↓↓↓

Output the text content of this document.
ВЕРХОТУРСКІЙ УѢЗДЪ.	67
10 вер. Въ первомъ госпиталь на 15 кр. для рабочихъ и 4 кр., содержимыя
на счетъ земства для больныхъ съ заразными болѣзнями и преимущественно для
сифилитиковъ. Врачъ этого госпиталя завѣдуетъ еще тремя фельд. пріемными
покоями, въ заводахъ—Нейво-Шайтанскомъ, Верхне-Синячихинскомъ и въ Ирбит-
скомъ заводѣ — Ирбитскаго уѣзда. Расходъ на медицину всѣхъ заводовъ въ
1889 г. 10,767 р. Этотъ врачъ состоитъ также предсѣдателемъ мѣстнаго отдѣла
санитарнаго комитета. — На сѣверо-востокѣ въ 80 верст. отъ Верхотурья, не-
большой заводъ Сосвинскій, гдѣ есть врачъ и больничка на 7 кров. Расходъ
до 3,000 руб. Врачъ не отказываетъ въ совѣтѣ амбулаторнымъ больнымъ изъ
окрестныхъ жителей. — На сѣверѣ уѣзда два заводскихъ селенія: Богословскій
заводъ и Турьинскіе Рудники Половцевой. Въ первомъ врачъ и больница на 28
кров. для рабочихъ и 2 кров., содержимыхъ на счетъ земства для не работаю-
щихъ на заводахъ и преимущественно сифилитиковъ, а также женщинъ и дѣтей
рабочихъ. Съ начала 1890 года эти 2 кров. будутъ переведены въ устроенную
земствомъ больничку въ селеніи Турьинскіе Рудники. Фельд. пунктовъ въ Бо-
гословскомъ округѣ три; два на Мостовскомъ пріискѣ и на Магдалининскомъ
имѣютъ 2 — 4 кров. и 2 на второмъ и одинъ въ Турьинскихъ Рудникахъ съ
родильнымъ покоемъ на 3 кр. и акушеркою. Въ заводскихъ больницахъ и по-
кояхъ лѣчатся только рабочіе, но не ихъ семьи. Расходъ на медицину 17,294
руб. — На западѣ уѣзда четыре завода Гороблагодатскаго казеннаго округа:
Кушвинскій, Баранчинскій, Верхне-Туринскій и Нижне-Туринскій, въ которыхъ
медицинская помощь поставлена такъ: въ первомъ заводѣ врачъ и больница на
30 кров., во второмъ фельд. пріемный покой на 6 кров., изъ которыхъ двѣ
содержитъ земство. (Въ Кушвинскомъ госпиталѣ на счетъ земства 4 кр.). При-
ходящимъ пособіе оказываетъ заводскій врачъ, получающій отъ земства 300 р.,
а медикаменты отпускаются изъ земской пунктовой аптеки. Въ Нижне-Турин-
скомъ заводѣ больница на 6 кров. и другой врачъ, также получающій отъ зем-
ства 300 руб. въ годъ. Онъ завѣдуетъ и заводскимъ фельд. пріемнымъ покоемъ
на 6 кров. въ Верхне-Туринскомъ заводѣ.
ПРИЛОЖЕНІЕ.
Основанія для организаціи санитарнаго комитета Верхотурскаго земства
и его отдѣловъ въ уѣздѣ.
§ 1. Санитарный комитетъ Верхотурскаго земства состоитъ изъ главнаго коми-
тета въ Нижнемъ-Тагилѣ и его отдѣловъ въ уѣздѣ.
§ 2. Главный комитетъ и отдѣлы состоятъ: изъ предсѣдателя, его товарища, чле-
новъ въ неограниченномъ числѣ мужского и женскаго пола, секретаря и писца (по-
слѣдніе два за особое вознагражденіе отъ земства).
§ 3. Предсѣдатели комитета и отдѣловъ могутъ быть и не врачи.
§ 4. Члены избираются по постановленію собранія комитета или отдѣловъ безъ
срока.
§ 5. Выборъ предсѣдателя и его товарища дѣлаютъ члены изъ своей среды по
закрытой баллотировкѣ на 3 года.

↑↑↑

**Work to do:**
Identify every line above that includes the word "второмъ", and show those lines.

**Answer to this exercise:**
имѣютъ 2 — 4 кров. и 2 на второмъ и одинъ въ Турьинскихъ Рудникахъ съ
30 кров., во второмъ фельд. пріемный покой на 6 кров., изъ которыхъ двѣ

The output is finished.